THE PROBLEM
Below are some records. How many of their lines contain the string "West"? Give the number only.

[Records excerpted from a collection]
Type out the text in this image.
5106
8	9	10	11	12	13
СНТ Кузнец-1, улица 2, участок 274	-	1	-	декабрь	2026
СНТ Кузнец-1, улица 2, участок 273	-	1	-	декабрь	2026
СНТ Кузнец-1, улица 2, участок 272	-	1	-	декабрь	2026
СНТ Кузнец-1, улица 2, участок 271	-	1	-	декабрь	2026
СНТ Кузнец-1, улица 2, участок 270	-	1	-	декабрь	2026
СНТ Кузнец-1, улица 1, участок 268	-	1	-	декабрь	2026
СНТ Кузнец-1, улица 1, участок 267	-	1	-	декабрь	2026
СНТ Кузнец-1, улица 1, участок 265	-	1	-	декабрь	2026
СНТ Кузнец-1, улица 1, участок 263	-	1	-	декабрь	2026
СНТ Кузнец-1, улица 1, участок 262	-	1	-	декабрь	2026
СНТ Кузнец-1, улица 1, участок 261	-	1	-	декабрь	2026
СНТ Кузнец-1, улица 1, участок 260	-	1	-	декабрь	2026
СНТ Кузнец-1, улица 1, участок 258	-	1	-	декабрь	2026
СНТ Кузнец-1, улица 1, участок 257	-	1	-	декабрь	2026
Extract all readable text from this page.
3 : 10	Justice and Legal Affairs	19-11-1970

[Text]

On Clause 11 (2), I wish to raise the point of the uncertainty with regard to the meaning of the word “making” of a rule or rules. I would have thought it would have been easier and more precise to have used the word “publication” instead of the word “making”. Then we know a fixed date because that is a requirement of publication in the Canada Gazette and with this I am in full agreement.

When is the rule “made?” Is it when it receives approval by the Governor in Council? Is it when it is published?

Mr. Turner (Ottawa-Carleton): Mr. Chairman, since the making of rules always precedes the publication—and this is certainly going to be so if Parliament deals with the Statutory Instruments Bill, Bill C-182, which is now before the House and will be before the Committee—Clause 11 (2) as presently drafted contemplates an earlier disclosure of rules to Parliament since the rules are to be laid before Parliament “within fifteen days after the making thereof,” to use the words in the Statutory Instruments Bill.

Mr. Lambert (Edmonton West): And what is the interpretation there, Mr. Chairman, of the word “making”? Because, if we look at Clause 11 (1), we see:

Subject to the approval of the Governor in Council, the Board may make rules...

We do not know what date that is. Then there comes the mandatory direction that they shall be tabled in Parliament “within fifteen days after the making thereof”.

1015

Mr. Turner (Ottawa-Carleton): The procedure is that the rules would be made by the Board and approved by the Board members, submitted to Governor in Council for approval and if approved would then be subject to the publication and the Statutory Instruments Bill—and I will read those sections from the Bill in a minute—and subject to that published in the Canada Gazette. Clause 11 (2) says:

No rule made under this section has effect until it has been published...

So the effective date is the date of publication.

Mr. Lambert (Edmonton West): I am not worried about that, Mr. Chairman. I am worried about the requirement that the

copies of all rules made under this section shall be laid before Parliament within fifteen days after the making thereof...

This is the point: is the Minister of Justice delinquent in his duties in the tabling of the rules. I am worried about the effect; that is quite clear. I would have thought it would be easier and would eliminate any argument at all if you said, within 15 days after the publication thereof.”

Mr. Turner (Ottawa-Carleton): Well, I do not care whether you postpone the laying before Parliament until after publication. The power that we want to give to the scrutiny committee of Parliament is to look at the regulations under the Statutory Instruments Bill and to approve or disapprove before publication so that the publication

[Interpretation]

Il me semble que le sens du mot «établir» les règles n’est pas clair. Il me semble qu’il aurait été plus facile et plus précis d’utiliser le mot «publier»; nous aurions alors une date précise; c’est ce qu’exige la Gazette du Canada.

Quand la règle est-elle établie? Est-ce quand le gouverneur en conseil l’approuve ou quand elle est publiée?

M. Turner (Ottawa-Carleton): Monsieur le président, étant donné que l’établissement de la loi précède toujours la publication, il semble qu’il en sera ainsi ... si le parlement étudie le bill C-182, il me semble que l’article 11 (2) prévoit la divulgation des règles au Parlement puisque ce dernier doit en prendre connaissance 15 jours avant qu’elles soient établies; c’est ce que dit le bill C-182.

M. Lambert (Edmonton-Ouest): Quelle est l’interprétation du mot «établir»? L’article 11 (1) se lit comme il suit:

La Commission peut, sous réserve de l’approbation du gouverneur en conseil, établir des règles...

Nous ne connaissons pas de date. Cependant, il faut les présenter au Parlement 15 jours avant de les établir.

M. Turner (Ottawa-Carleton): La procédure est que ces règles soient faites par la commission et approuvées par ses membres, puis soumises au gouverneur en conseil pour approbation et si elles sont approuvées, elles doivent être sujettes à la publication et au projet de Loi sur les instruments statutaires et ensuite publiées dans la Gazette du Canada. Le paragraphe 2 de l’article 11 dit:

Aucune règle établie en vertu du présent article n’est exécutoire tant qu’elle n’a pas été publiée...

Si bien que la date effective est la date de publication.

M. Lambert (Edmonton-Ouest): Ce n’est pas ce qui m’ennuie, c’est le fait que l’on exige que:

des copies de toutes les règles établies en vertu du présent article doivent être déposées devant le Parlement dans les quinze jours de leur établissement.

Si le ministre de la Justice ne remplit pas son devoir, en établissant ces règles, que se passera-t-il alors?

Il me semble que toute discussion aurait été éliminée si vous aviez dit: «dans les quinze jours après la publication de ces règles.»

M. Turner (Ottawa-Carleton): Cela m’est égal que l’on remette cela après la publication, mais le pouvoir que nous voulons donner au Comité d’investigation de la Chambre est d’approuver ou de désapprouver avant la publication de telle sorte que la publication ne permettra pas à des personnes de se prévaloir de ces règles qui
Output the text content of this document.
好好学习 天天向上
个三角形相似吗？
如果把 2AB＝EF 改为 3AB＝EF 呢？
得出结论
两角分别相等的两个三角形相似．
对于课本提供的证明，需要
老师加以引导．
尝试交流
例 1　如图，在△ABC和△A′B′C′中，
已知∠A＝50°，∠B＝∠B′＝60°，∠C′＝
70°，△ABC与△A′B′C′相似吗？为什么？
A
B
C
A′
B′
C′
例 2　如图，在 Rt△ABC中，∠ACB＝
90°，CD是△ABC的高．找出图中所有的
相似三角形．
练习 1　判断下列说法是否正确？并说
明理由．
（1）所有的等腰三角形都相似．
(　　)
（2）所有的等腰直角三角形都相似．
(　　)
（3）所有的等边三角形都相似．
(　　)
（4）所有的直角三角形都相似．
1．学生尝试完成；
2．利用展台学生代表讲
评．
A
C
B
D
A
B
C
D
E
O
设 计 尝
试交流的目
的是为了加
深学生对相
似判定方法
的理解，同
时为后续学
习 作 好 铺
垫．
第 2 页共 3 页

THE REPLY
2